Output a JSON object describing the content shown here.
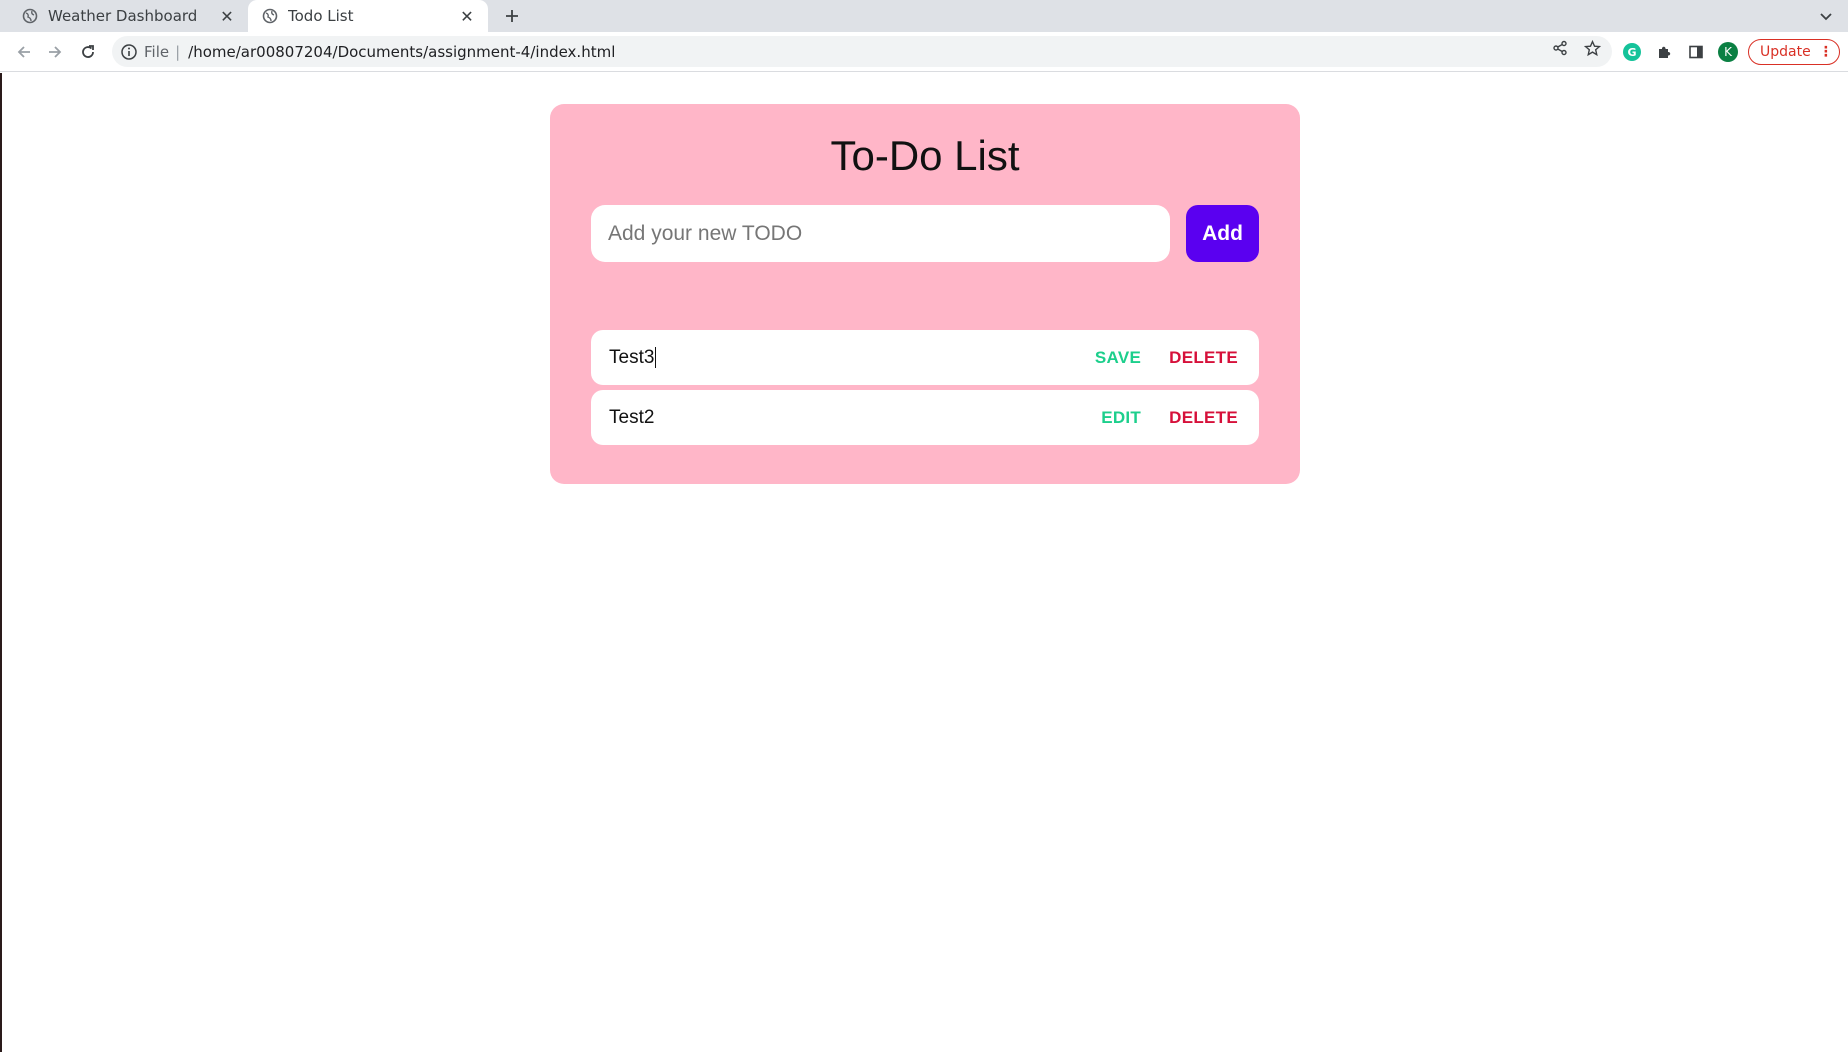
{
  "browser": {
    "tabs": [
      {
        "title": "Weather Dashboard",
        "active": false
      },
      {
        "title": "Todo List",
        "active": true
      }
    ],
    "address": {
      "scheme": "File",
      "url": "/home/ar00807204/Documents/assignment-4/index.html"
    },
    "profile_initial": "K",
    "update_label": "Update"
  },
  "todo": {
    "title": "To-Do List",
    "input_placeholder": "Add your new TODO",
    "add_label": "Add",
    "items": [
      {
        "text": "Test3",
        "primary_action": "SAVE",
        "delete_action": "DELETE",
        "editing": true
      },
      {
        "text": "Test2",
        "primary_action": "EDIT",
        "delete_action": "DELETE",
        "editing": false
      }
    ]
  },
  "colors": {
    "card_background": "#ffb6c8",
    "add_button": "#5a00f0",
    "primary_action": "#1ccf8c",
    "delete_action": "#d6103a"
  }
}
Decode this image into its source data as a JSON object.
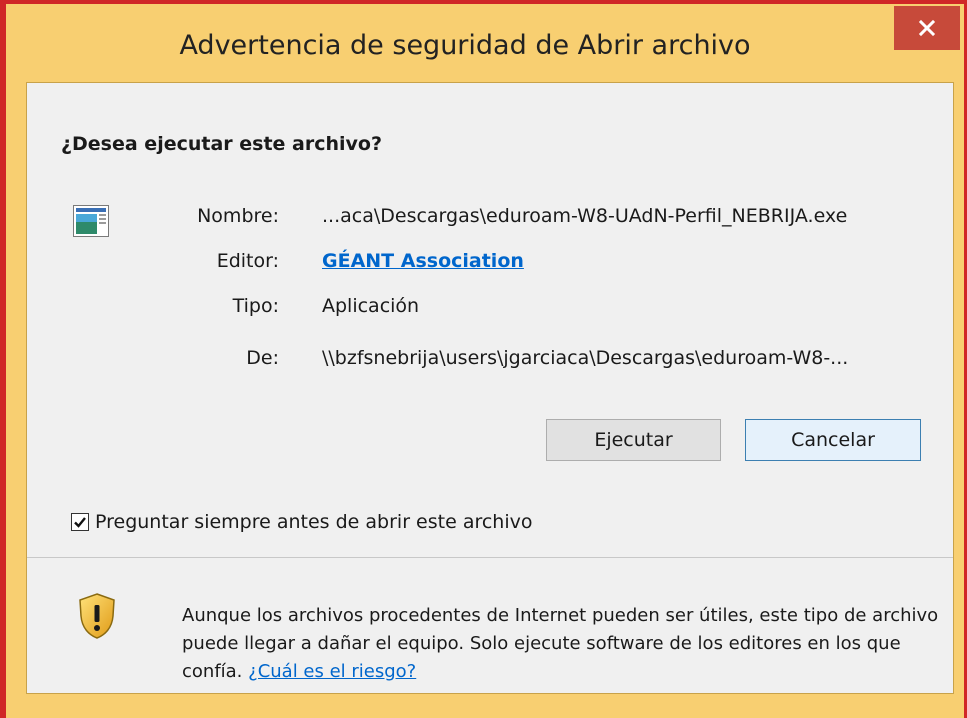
{
  "window": {
    "title": "Advertencia de seguridad de Abrir archivo",
    "close_glyph": "×"
  },
  "dialog": {
    "question": "¿Desea ejecutar este archivo?",
    "icon": "application-window-icon",
    "fields": {
      "name_label": "Nombre:",
      "name_value": "...aca\\Descargas\\eduroam-W8-UAdN-Perfil_NEBRIJA.exe",
      "publisher_label": "Editor:",
      "publisher_value": "GÉANT Association",
      "type_label": "Tipo:",
      "type_value": "Aplicación",
      "from_label": "De:",
      "from_value": "\\\\bzfsnebrija\\users\\jgarciaca\\Descargas\\eduroam-W8-..."
    },
    "buttons": {
      "run": "Ejecutar",
      "cancel": "Cancelar"
    },
    "checkbox": {
      "label": "Preguntar siempre antes de abrir este archivo",
      "checked": true
    }
  },
  "warning": {
    "icon": "shield-warning-icon",
    "text": "Aunque los archivos procedentes de Internet pueden ser útiles, este tipo de archivo puede llegar a dañar el equipo. Solo ejecute software de los editores en los que confía. ",
    "link": "¿Cuál es el riesgo?"
  },
  "colors": {
    "title_bar": "#f8cf71",
    "window_border": "#d02727",
    "close_button": "#c74a3a",
    "link": "#0066cc",
    "client_background": "#f0f0f0"
  }
}
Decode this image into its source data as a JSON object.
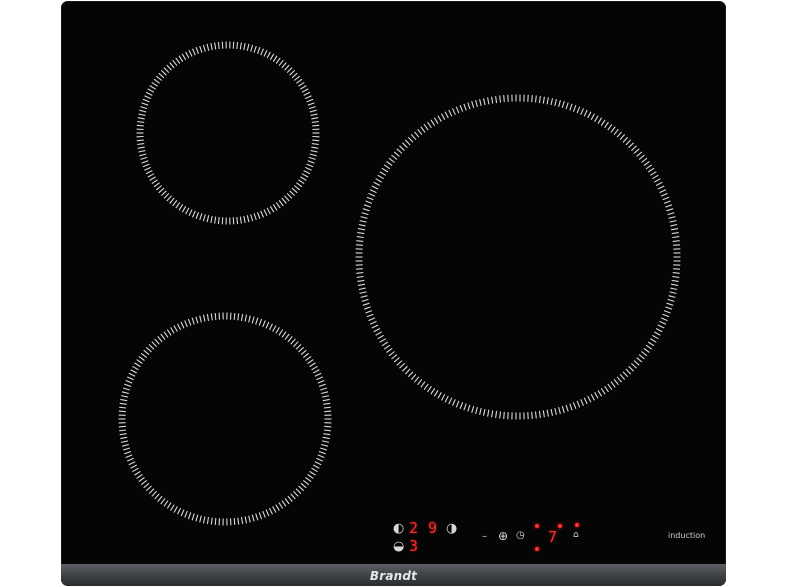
{
  "brand": "Brandt",
  "label_induction": "induction",
  "controls": {
    "zone_left_top_digit": "2",
    "zone_right_digit": "9",
    "zone_left_bottom_digit": "3",
    "timer_digit": "7",
    "minus_symbol": "–",
    "plus_symbol": "⊕"
  },
  "colors": {
    "glass": "#050505",
    "zone_ring": "#d9d9d9",
    "display": "#ff2b2b",
    "trim": "#4a4d50"
  }
}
________
### [Stated goal]
Repeat the entries exactly. Pictures are excluded from the copy.

### [Response for this exercise]
Output a JSON object describing the content shown here.
{
  "browser": {
    "tabs": [
      {
        "title": "Weather Dashboard",
        "active": false
      },
      {
        "title": "Todo List",
        "active": true
      }
    ],
    "address": {
      "scheme": "File",
      "url": "/home/ar00807204/Documents/assignment-4/index.html"
    },
    "profile_initial": "K",
    "update_label": "Update"
  },
  "todo": {
    "title": "To-Do List",
    "input_placeholder": "Add your new TODO",
    "add_label": "Add",
    "items": [
      {
        "text": "Test3",
        "primary_action": "SAVE",
        "delete_action": "DELETE",
        "editing": true
      },
      {
        "text": "Test2",
        "primary_action": "EDIT",
        "delete_action": "DELETE",
        "editing": false
      }
    ]
  },
  "colors": {
    "card_background": "#ffb6c8",
    "add_button": "#5a00f0",
    "primary_action": "#1ccf8c",
    "delete_action": "#d6103a"
  }
}
Decode this image into its source data as a JSON object.
{
  "window": {
    "title": "Advertencia de seguridad de Abrir archivo",
    "close_glyph": "×"
  },
  "dialog": {
    "question": "¿Desea ejecutar este archivo?",
    "icon": "application-window-icon",
    "fields": {
      "name_label": "Nombre:",
      "name_value": "...aca\\Descargas\\eduroam-W8-UAdN-Perfil_NEBRIJA.exe",
      "publisher_label": "Editor:",
      "publisher_value": "GÉANT Association",
      "type_label": "Tipo:",
      "type_value": "Aplicación",
      "from_label": "De:",
      "from_value": "\\\\bzfsnebrija\\users\\jgarciaca\\Descargas\\eduroam-W8-..."
    },
    "buttons": {
      "run": "Ejecutar",
      "cancel": "Cancelar"
    },
    "checkbox": {
      "label": "Preguntar siempre antes de abrir este archivo",
      "checked": true
    }
  },
  "warning": {
    "icon": "shield-warning-icon",
    "text": "Aunque los archivos procedentes de Internet pueden ser útiles, este tipo de archivo puede llegar a dañar el equipo. Solo ejecute software de los editores en los que confía. ",
    "link": "¿Cuál es el riesgo?"
  },
  "colors": {
    "title_bar": "#f8cf71",
    "window_border": "#d02727",
    "close_button": "#c74a3a",
    "link": "#0066cc",
    "client_background": "#f0f0f0"
  }
}
Decode this image into its source data as a JSON object.
{
  "brand": "Brandt",
  "label_induction": "induction",
  "controls": {
    "zone_left_top_digit": "2",
    "zone_right_digit": "9",
    "zone_left_bottom_digit": "3",
    "timer_digit": "7",
    "minus_symbol": "–",
    "plus_symbol": "⊕"
  },
  "colors": {
    "glass": "#050505",
    "zone_ring": "#d9d9d9",
    "display": "#ff2b2b",
    "trim": "#4a4d50"
  }
}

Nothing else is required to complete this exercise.